• [WHAT THE EXERCISE ASKS]
Where a line contains the string "style", copy that line.

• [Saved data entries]
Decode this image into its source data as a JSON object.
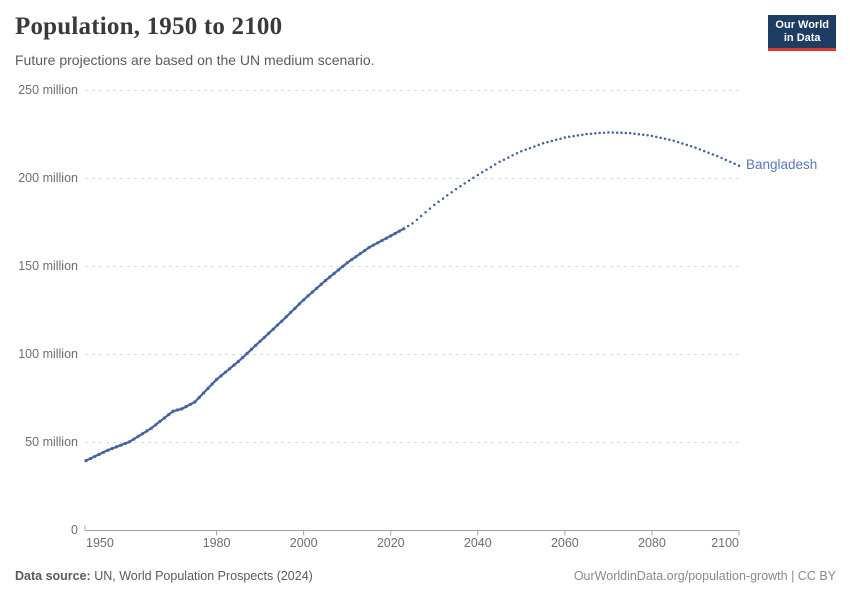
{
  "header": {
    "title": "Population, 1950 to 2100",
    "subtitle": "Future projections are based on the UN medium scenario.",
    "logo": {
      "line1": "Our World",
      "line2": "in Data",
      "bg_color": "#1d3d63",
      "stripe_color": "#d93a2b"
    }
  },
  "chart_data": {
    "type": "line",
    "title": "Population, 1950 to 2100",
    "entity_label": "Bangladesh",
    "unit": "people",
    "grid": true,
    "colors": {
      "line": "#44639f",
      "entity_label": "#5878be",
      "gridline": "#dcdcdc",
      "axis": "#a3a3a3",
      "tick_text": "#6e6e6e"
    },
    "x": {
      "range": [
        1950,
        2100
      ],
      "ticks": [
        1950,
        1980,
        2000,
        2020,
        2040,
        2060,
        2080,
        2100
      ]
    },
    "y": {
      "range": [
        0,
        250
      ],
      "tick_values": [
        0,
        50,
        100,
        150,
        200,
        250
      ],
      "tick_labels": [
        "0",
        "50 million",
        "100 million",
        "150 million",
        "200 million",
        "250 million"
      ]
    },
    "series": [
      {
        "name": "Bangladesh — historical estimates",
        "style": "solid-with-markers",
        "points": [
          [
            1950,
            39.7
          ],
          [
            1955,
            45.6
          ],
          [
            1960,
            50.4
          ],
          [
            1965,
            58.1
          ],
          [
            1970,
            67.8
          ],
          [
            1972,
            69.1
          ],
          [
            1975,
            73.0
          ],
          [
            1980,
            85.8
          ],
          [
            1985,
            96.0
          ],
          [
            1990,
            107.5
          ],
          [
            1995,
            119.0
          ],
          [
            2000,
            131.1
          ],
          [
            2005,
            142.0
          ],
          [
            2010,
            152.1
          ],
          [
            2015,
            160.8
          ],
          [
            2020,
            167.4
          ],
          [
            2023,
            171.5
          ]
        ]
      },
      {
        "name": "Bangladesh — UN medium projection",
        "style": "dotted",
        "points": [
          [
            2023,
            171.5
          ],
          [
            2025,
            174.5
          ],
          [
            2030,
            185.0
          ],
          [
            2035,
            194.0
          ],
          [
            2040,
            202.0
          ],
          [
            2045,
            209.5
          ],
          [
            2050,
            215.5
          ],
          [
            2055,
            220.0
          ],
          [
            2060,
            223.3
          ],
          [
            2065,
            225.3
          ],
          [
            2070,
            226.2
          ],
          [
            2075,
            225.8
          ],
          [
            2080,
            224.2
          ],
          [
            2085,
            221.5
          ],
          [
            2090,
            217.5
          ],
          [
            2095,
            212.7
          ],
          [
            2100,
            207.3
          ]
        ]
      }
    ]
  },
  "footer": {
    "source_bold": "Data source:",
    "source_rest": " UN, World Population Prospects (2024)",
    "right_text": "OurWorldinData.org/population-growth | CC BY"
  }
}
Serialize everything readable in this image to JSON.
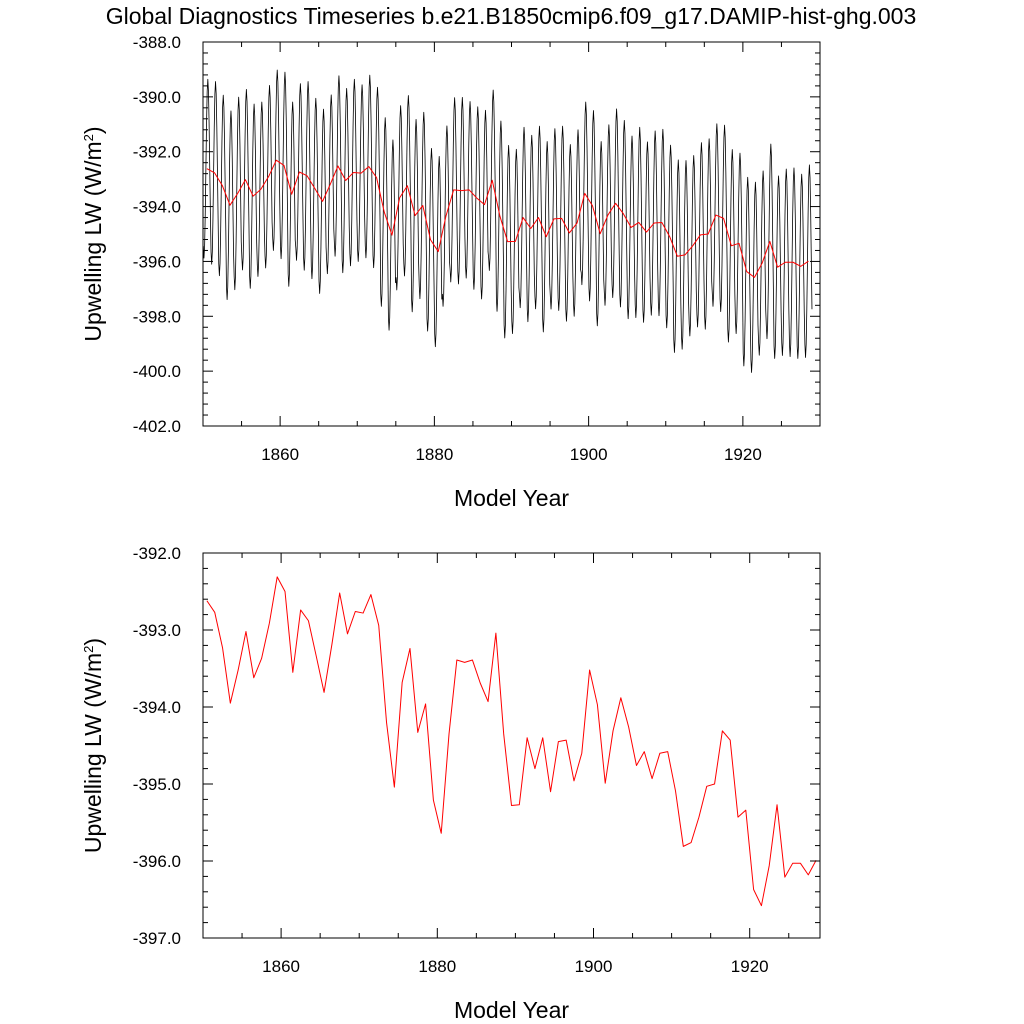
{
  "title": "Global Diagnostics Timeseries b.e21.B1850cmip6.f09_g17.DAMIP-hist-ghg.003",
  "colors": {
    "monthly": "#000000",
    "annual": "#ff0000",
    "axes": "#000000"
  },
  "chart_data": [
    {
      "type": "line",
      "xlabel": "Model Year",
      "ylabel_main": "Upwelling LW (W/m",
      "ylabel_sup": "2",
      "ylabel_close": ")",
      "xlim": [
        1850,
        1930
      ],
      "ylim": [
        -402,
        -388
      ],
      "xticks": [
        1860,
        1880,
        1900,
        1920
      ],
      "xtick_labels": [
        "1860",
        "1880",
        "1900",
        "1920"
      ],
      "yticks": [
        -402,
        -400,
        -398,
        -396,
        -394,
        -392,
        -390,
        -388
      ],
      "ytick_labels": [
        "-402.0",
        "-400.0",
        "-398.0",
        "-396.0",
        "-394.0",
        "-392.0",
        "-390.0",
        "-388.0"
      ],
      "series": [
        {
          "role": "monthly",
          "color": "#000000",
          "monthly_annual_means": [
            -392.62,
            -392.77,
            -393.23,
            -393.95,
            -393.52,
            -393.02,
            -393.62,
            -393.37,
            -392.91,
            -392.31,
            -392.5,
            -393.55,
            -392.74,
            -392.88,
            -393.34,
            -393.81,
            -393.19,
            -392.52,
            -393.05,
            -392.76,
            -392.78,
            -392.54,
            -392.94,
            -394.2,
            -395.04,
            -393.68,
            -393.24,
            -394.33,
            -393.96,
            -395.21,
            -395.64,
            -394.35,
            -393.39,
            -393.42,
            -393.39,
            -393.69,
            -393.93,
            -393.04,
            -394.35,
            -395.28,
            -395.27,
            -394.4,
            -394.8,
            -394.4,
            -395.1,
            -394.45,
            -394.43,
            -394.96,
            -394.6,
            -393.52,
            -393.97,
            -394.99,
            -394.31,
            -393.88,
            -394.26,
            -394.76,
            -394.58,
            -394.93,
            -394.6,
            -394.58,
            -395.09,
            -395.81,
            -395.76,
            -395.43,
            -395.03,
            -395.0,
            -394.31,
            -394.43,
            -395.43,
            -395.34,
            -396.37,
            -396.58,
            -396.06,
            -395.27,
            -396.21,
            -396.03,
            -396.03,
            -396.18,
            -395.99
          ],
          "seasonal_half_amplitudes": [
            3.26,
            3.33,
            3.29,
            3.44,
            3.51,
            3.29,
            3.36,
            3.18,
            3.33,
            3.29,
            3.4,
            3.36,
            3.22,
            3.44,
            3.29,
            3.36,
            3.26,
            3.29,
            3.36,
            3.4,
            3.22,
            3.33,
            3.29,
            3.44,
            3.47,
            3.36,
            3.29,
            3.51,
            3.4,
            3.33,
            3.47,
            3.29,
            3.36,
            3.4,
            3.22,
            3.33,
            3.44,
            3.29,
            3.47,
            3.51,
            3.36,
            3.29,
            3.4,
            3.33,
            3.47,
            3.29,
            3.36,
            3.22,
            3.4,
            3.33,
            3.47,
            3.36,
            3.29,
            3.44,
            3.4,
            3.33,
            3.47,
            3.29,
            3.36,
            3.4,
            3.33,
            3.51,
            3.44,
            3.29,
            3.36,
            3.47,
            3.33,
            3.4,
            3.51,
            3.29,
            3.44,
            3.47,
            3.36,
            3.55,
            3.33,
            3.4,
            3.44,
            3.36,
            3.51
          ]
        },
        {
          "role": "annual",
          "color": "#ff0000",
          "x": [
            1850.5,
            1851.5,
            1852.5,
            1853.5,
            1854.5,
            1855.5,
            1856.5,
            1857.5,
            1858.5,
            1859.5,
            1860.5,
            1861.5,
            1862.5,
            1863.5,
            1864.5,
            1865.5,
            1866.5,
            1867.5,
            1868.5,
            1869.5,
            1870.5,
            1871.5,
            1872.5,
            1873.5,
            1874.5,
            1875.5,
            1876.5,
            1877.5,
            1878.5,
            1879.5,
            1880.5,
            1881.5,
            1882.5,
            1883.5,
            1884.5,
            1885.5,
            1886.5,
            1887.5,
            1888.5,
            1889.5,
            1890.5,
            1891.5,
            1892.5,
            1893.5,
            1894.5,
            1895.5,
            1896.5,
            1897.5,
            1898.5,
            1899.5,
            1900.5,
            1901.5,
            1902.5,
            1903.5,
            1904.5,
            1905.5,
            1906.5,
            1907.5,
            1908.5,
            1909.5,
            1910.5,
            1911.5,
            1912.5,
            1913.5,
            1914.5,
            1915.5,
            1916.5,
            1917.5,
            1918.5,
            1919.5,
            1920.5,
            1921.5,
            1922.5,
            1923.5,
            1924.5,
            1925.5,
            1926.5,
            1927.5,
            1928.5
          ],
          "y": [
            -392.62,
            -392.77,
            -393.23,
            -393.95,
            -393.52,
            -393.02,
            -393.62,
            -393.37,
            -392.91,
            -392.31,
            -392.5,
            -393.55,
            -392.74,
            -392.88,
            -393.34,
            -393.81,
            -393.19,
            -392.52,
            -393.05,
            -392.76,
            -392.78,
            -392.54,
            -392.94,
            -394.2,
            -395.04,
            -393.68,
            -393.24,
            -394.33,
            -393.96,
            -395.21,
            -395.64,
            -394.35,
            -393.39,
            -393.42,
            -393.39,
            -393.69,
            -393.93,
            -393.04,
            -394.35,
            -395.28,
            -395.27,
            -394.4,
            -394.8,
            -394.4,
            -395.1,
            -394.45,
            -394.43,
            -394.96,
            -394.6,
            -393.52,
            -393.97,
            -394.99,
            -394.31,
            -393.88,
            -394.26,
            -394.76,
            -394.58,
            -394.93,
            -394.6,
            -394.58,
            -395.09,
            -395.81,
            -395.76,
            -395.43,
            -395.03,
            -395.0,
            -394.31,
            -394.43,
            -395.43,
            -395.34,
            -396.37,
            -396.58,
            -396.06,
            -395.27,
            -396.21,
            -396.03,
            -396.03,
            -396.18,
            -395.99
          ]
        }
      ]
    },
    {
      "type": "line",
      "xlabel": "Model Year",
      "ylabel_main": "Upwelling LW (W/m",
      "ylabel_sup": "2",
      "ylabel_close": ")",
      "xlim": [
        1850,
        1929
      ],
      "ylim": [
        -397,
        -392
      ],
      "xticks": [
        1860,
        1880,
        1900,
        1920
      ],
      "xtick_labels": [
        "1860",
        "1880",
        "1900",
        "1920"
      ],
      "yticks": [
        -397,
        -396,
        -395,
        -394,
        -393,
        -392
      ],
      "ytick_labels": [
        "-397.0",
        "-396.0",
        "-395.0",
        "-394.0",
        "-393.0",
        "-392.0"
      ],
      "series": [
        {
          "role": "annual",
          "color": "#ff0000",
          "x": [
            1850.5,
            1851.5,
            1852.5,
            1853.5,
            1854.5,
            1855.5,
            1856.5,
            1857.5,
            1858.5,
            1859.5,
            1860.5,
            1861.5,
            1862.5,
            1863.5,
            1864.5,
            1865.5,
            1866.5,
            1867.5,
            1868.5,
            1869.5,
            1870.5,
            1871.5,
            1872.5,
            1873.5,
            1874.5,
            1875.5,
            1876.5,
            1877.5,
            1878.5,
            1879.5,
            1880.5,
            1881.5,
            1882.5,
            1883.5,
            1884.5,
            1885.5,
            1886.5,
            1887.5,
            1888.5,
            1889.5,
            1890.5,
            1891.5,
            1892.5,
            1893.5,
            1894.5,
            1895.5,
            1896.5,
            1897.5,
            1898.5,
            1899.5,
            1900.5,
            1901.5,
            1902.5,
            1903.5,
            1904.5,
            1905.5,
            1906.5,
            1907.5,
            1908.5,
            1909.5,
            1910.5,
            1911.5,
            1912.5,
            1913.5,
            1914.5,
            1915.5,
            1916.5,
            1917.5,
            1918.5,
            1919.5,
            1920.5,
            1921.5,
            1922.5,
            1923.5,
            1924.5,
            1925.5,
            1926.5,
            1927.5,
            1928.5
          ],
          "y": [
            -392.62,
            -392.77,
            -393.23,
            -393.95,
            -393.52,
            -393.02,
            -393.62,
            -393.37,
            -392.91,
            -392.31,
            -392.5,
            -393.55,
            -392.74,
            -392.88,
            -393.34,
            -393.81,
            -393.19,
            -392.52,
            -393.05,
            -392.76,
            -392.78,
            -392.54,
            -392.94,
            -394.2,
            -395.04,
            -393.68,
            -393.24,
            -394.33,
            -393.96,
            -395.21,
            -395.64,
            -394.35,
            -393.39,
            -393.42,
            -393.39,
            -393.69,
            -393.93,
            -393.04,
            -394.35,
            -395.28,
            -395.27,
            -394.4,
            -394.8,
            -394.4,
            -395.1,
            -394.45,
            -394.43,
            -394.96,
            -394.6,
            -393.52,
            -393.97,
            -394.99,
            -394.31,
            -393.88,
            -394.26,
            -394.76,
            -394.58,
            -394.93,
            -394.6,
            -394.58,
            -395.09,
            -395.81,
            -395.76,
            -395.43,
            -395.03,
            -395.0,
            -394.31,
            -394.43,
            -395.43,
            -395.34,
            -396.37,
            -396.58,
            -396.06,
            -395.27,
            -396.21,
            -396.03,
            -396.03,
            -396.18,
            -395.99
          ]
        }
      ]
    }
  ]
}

• [EXPECTED OUTPUT]
        "style": "solid-with-markers",
        "style": "dotted",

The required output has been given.